— START Data to use —

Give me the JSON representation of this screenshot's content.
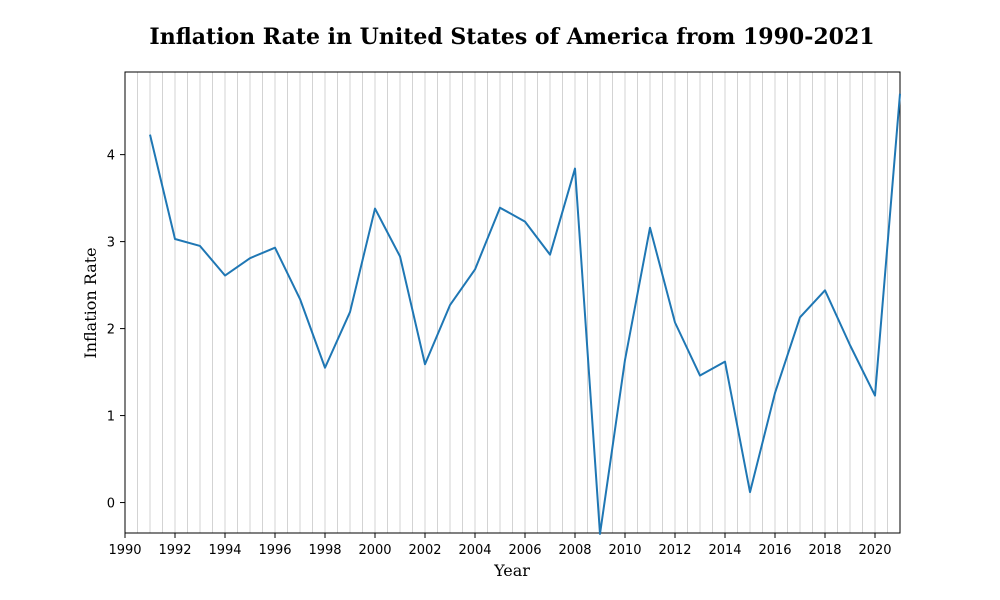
{
  "chart_data": {
    "type": "line",
    "title": "Inflation Rate in United States of America from 1990-2021",
    "xlabel": "Year",
    "ylabel": "Inflation Rate",
    "xlim": [
      1990,
      2021
    ],
    "ylim": [
      -0.35,
      4.95
    ],
    "x_ticks": [
      1990,
      1992,
      1994,
      1996,
      1998,
      2000,
      2002,
      2004,
      2006,
      2008,
      2010,
      2012,
      2014,
      2016,
      2018,
      2020
    ],
    "y_ticks": [
      0,
      1,
      2,
      3,
      4
    ],
    "grid": "vertical minor lines at every 0.5 year",
    "line_color": "#1f77b4",
    "series": [
      {
        "x": [
          1991,
          1992,
          1993,
          1994,
          1995,
          1996,
          1997,
          1998,
          1999,
          2000,
          2001,
          2002,
          2003,
          2004,
          2005,
          2006,
          2007,
          2008,
          2009,
          2010,
          2011,
          2012,
          2013,
          2014,
          2015,
          2016,
          2017,
          2018,
          2019,
          2020,
          2021
        ],
        "values": [
          4.23,
          3.03,
          2.95,
          2.61,
          2.81,
          2.93,
          2.34,
          1.55,
          2.19,
          3.38,
          2.83,
          1.59,
          2.27,
          2.68,
          3.39,
          3.23,
          2.85,
          3.84,
          -0.36,
          1.64,
          3.16,
          2.07,
          1.46,
          1.62,
          0.12,
          1.26,
          2.13,
          2.44,
          1.81,
          1.23,
          4.7
        ]
      }
    ]
  }
}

— END Data to use —

**To do**
From the entries, report each line that includes the word "Inflation".

**Task answer**
    "title": "Inflation Rate in United States of America from 1990-2021",
    "ylabel": "Inflation Rate",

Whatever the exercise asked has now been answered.